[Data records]

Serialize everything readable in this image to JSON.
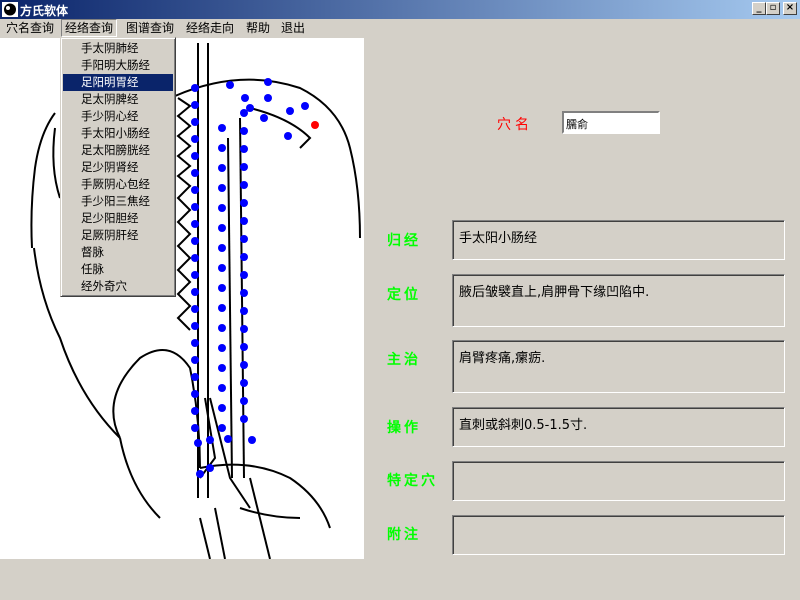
{
  "window": {
    "title": "方氏软体"
  },
  "menu": {
    "items": [
      "穴名查询",
      "经络查询",
      "图谱查询",
      "经络走向",
      "帮助",
      "退出"
    ],
    "open_index": 1
  },
  "dropdown": {
    "items": [
      "手太阴肺经",
      "手阳明大肠经",
      "足阳明胃经",
      "足太阴脾经",
      "手少阴心经",
      "手太阳小肠经",
      "足太阳膀胱经",
      "足少阴肾经",
      "手厥阴心包经",
      "手少阳三焦经",
      "足少阳胆经",
      "足厥阴肝经",
      "督脉",
      "任脉",
      "经外奇穴"
    ],
    "selected_index": 2
  },
  "acupoint": {
    "name_label": "穴名",
    "name_value": "臑俞"
  },
  "fields": [
    {
      "label": "归经",
      "value": "手太阳小肠经"
    },
    {
      "label": "定位",
      "value": "腋后皱襞直上,肩胛骨下缘凹陷中."
    },
    {
      "label": "主治",
      "value": "肩臂疼痛,瘰疬."
    },
    {
      "label": "操作",
      "value": "直刺或斜刺0.5-1.5寸."
    },
    {
      "label": "特定穴",
      "value": ""
    },
    {
      "label": "附注",
      "value": ""
    }
  ],
  "colors": {
    "point": "#0000ff",
    "highlight_point": "#ff0000",
    "label_red": "#ff0000",
    "label_green": "#00ff00"
  }
}
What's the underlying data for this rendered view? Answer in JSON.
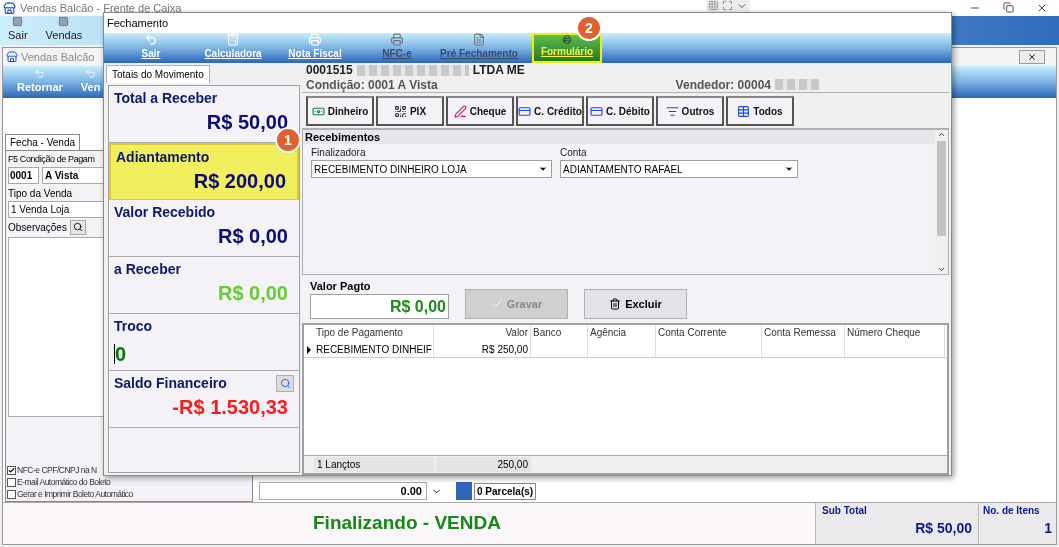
{
  "app": {
    "title": "Vendas Balcão - Frente de Caixa",
    "toolbar": [
      {
        "label": "Sair"
      },
      {
        "label": "Vendas"
      }
    ]
  },
  "child_window": {
    "title": "Vendas Balcão",
    "toolbar": [
      {
        "label": "Retornar"
      },
      {
        "label": "Ven"
      }
    ],
    "tab": {
      "label": "Fecha - Venda",
      "selected": true
    },
    "condition_label": "F5 Condição de Pagam",
    "condition_code": "0001",
    "condition_name": "A Vista",
    "sale_type_label": "Tipo da Venda",
    "sale_type": "1 Venda Loja",
    "notes_label": "Observações",
    "options": [
      {
        "label": "NFC-e CPF/CNPJ na N",
        "checked": true
      },
      {
        "label": "E-mail Automático do Boleto",
        "checked": false
      },
      {
        "label": "Gerar e Imprimir Boleto Automático",
        "checked": false
      }
    ],
    "installment_value": "0.00",
    "installments": "0 Parcela(s)",
    "status": "Finalizando - VENDA",
    "subtotal_label": "Sub Total",
    "subtotal": "R$ 50,00",
    "items_label": "No. de Itens",
    "items": "1"
  },
  "dialog": {
    "title": "Fechamento",
    "toolbar": [
      {
        "label": "Sair",
        "kind": "back",
        "disabled": false,
        "selected": false
      },
      {
        "label": "Calculadora",
        "kind": "calculator",
        "disabled": false,
        "selected": false
      },
      {
        "label": "Nota Fiscal",
        "kind": "printer",
        "disabled": false,
        "selected": false
      },
      {
        "label": "NFC-e",
        "kind": "printer",
        "disabled": true,
        "selected": false
      },
      {
        "label": "Pré Fechamento",
        "kind": "document",
        "disabled": true,
        "selected": false
      },
      {
        "label": "Formulário",
        "kind": "printer",
        "disabled": false,
        "selected": true
      }
    ],
    "totals_tab": {
      "label": "Totais do Movimento",
      "selected": true
    },
    "totals": [
      {
        "label": "Total a Receber",
        "value": "R$ 50,00",
        "color": "#0a0a78",
        "highlighted": false,
        "kind": "amount"
      },
      {
        "label": "Adiantamento",
        "value": "R$ 200,00",
        "color": "#0a0a78",
        "highlighted": true,
        "kind": "amount"
      },
      {
        "label": "Valor Recebido",
        "value": "R$ 0,00",
        "color": "#0a0a78",
        "highlighted": false,
        "kind": "amount"
      },
      {
        "label": "a Receber",
        "value": "R$ 0,00",
        "color": "#66cc33",
        "highlighted": false,
        "kind": "amount"
      },
      {
        "label": "Troco",
        "value": "0",
        "color": "#007a00",
        "highlighted": false,
        "kind": "input"
      },
      {
        "label": "Saldo Financeiro",
        "value": "-R$ 1.530,33",
        "color": "#ff1a1a",
        "highlighted": false,
        "kind": "lookup"
      }
    ],
    "customer_code": "0001515",
    "customer_suffix": "LTDA ME",
    "condition": "Condição: 0001 A Vista",
    "seller": "Vendedor: 00004",
    "payment_buttons": [
      {
        "label": "Dinheiro",
        "kind": "cash"
      },
      {
        "label": "PIX",
        "kind": "pix"
      },
      {
        "label": "Cheque",
        "kind": "check"
      },
      {
        "label": "C. Crédito",
        "kind": "card"
      },
      {
        "label": "C. Débito",
        "kind": "card"
      },
      {
        "label": "Outros",
        "kind": "other"
      },
      {
        "label": "Todos",
        "kind": "all"
      }
    ],
    "receipts": {
      "title": "Recebimentos",
      "method_label": "Finalizadora",
      "method": "RECEBIMENTO DINHEIRO LOJA",
      "account_label": "Conta",
      "account": "ADIANTAMENTO RAFAEL"
    },
    "payment": {
      "label": "Valor Pagto",
      "value": "R$ 0,00",
      "save": {
        "label": "Gravar",
        "disabled": true
      },
      "delete": {
        "label": "Excluir",
        "disabled": false
      }
    },
    "table": {
      "columns": [
        "Tipo de Pagamento",
        "Valor",
        "Banco",
        "Agência",
        "Conta Corrente",
        "Conta Remessa",
        "Número Cheque"
      ],
      "rows": [
        {
          "selected": true,
          "cells": [
            "RECEBIMENTO DINHEIF",
            "R$ 250,00",
            "",
            "",
            "",
            "",
            ""
          ]
        }
      ],
      "footer": [
        "1 Lançtos",
        "250,00"
      ]
    },
    "badges": [
      "1",
      "2"
    ]
  }
}
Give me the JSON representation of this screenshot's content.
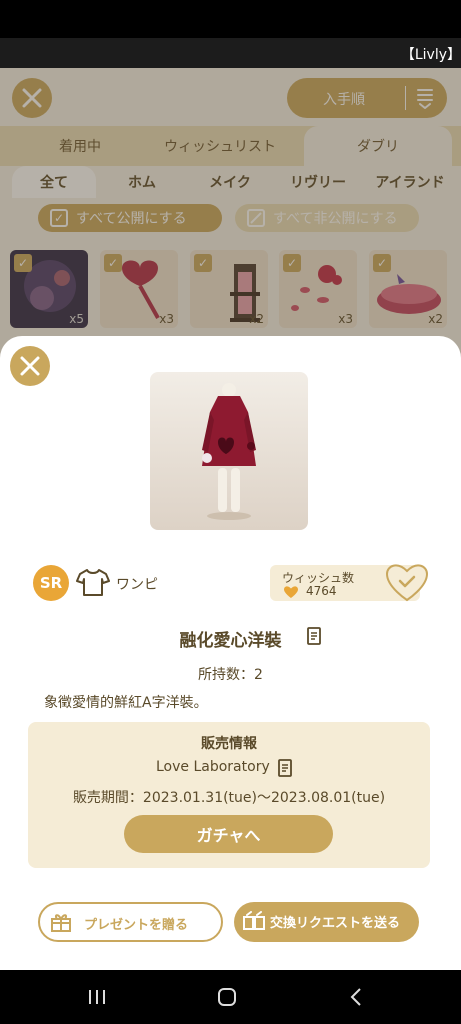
{
  "window": {
    "title": "【Livly】"
  },
  "header": {
    "sort_label": "入手順"
  },
  "tabs": [
    {
      "label": "着用中"
    },
    {
      "label": "ウィッシュリスト"
    },
    {
      "label": "ダブリ"
    }
  ],
  "subtabs": [
    {
      "label": "全て"
    },
    {
      "label": "ホム"
    },
    {
      "label": "メイク"
    },
    {
      "label": "リヴリー"
    },
    {
      "label": "アイランド"
    }
  ],
  "public_buttons": {
    "all_public": "すべて公開にする",
    "all_private": "すべて非公開にする"
  },
  "grid_items": [
    {
      "count": "x5"
    },
    {
      "count": "x3"
    },
    {
      "count": "x2"
    },
    {
      "count": "x3"
    },
    {
      "count": "x2"
    }
  ],
  "item": {
    "rarity": "SR",
    "category": "ワンピ",
    "category_icon": "shirt-icon",
    "wish_label": "ウィッシュ数",
    "wish_count": "4764",
    "name": "融化愛心洋裝",
    "owned": "所持数：2",
    "description": "象徵愛情的鮮紅A字洋裝。"
  },
  "sale": {
    "title": "販売情報",
    "source": "Love Laboratory",
    "period": "販売期間：2023.01.31(tue)〜2023.08.01(tue)",
    "gacha_label": "ガチャへ"
  },
  "actions": {
    "present_label": "プレゼントを贈る",
    "trade_label": "交換リクエストを送る"
  },
  "colors": {
    "accent": "#c9a75d",
    "rarity_sr": "#e9a637",
    "panel": "#f5ecd6"
  }
}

**Task to carry out**
Output an exact copy of the material, with the pictures removed.

**Response to this task**
Serialize everything readable in this image to JSON.
{
  "window": {
    "title": "方氏软体"
  },
  "menu": {
    "items": [
      "穴名查询",
      "经络查询",
      "图谱查询",
      "经络走向",
      "帮助",
      "退出"
    ],
    "open_index": 1
  },
  "dropdown": {
    "items": [
      "手太阴肺经",
      "手阳明大肠经",
      "足阳明胃经",
      "足太阴脾经",
      "手少阴心经",
      "手太阳小肠经",
      "足太阳膀胱经",
      "足少阴肾经",
      "手厥阴心包经",
      "手少阳三焦经",
      "足少阳胆经",
      "足厥阴肝经",
      "督脉",
      "任脉",
      "经外奇穴"
    ],
    "selected_index": 2
  },
  "acupoint": {
    "name_label": "穴名",
    "name_value": "臑俞"
  },
  "fields": [
    {
      "label": "归经",
      "value": "手太阳小肠经"
    },
    {
      "label": "定位",
      "value": "腋后皱襞直上,肩胛骨下缘凹陷中."
    },
    {
      "label": "主治",
      "value": "肩臂疼痛,瘰疬."
    },
    {
      "label": "操作",
      "value": "直刺或斜刺0.5-1.5寸."
    },
    {
      "label": "特定穴",
      "value": ""
    },
    {
      "label": "附注",
      "value": ""
    }
  ],
  "colors": {
    "point": "#0000ff",
    "highlight_point": "#ff0000",
    "label_red": "#ff0000",
    "label_green": "#00ff00"
  }
}
What's the underlying data for this rendered view? Answer in JSON.
{
  "app": {
    "title": "Vendas Balcão - Frente de Caixa",
    "toolbar": [
      {
        "label": "Sair"
      },
      {
        "label": "Vendas"
      }
    ]
  },
  "child_window": {
    "title": "Vendas Balcão",
    "toolbar": [
      {
        "label": "Retornar"
      },
      {
        "label": "Ven"
      }
    ],
    "tab": {
      "label": "Fecha - Venda",
      "selected": true
    },
    "condition_label": "F5 Condição de Pagam",
    "condition_code": "0001",
    "condition_name": "A Vista",
    "sale_type_label": "Tipo da Venda",
    "sale_type": "1 Venda Loja",
    "notes_label": "Observações",
    "options": [
      {
        "label": "NFC-e CPF/CNPJ na N",
        "checked": true
      },
      {
        "label": "E-mail Automático do Boleto",
        "checked": false
      },
      {
        "label": "Gerar e Imprimir Boleto Automático",
        "checked": false
      }
    ],
    "installment_value": "0.00",
    "installments": "0 Parcela(s)",
    "status": "Finalizando - VENDA",
    "subtotal_label": "Sub Total",
    "subtotal": "R$ 50,00",
    "items_label": "No. de Itens",
    "items": "1"
  },
  "dialog": {
    "title": "Fechamento",
    "toolbar": [
      {
        "label": "Sair",
        "kind": "back",
        "disabled": false,
        "selected": false
      },
      {
        "label": "Calculadora",
        "kind": "calculator",
        "disabled": false,
        "selected": false
      },
      {
        "label": "Nota Fiscal",
        "kind": "printer",
        "disabled": false,
        "selected": false
      },
      {
        "label": "NFC-e",
        "kind": "printer",
        "disabled": true,
        "selected": false
      },
      {
        "label": "Pré Fechamento",
        "kind": "document",
        "disabled": true,
        "selected": false
      },
      {
        "label": "Formulário",
        "kind": "printer",
        "disabled": false,
        "selected": true
      }
    ],
    "totals_tab": {
      "label": "Totais do Movimento",
      "selected": true
    },
    "totals": [
      {
        "label": "Total a Receber",
        "value": "R$ 50,00",
        "color": "#0a0a78",
        "highlighted": false,
        "kind": "amount"
      },
      {
        "label": "Adiantamento",
        "value": "R$ 200,00",
        "color": "#0a0a78",
        "highlighted": true,
        "kind": "amount"
      },
      {
        "label": "Valor Recebido",
        "value": "R$ 0,00",
        "color": "#0a0a78",
        "highlighted": false,
        "kind": "amount"
      },
      {
        "label": "a Receber",
        "value": "R$ 0,00",
        "color": "#66cc33",
        "highlighted": false,
        "kind": "amount"
      },
      {
        "label": "Troco",
        "value": "0",
        "color": "#007a00",
        "highlighted": false,
        "kind": "input"
      },
      {
        "label": "Saldo Financeiro",
        "value": "-R$ 1.530,33",
        "color": "#ff1a1a",
        "highlighted": false,
        "kind": "lookup"
      }
    ],
    "customer_code": "0001515",
    "customer_suffix": "LTDA ME",
    "condition": "Condição: 0001 A Vista",
    "seller": "Vendedor: 00004",
    "payment_buttons": [
      {
        "label": "Dinheiro",
        "kind": "cash"
      },
      {
        "label": "PIX",
        "kind": "pix"
      },
      {
        "label": "Cheque",
        "kind": "check"
      },
      {
        "label": "C. Crédito",
        "kind": "card"
      },
      {
        "label": "C. Débito",
        "kind": "card"
      },
      {
        "label": "Outros",
        "kind": "other"
      },
      {
        "label": "Todos",
        "kind": "all"
      }
    ],
    "receipts": {
      "title": "Recebimentos",
      "method_label": "Finalizadora",
      "method": "RECEBIMENTO DINHEIRO LOJA",
      "account_label": "Conta",
      "account": "ADIANTAMENTO RAFAEL"
    },
    "payment": {
      "label": "Valor Pagto",
      "value": "R$ 0,00",
      "save": {
        "label": "Gravar",
        "disabled": true
      },
      "delete": {
        "label": "Excluir",
        "disabled": false
      }
    },
    "table": {
      "columns": [
        "Tipo de Pagamento",
        "Valor",
        "Banco",
        "Agência",
        "Conta Corrente",
        "Conta Remessa",
        "Número Cheque"
      ],
      "rows": [
        {
          "selected": true,
          "cells": [
            "RECEBIMENTO DINHEIF",
            "R$ 250,00",
            "",
            "",
            "",
            "",
            ""
          ]
        }
      ],
      "footer": [
        "1 Lançtos",
        "250,00"
      ]
    },
    "badges": [
      "1",
      "2"
    ]
  }
}
Give me the JSON representation of this screenshot's content.
{
  "window": {
    "title": "【Livly】"
  },
  "header": {
    "sort_label": "入手順"
  },
  "tabs": [
    {
      "label": "着用中"
    },
    {
      "label": "ウィッシュリスト"
    },
    {
      "label": "ダブリ"
    }
  ],
  "subtabs": [
    {
      "label": "全て"
    },
    {
      "label": "ホム"
    },
    {
      "label": "メイク"
    },
    {
      "label": "リヴリー"
    },
    {
      "label": "アイランド"
    }
  ],
  "public_buttons": {
    "all_public": "すべて公開にする",
    "all_private": "すべて非公開にする"
  },
  "grid_items": [
    {
      "count": "x5"
    },
    {
      "count": "x3"
    },
    {
      "count": "x2"
    },
    {
      "count": "x3"
    },
    {
      "count": "x2"
    }
  ],
  "item": {
    "rarity": "SR",
    "category": "ワンピ",
    "category_icon": "shirt-icon",
    "wish_label": "ウィッシュ数",
    "wish_count": "4764",
    "name": "融化愛心洋裝",
    "owned": "所持数：2",
    "description": "象徵愛情的鮮紅A字洋裝。"
  },
  "sale": {
    "title": "販売情報",
    "source": "Love Laboratory",
    "period": "販売期間：2023.01.31(tue)〜2023.08.01(tue)",
    "gacha_label": "ガチャへ"
  },
  "actions": {
    "present_label": "プレゼントを贈る",
    "trade_label": "交換リクエストを送る"
  },
  "colors": {
    "accent": "#c9a75d",
    "rarity_sr": "#e9a637",
    "panel": "#f5ecd6"
  }
}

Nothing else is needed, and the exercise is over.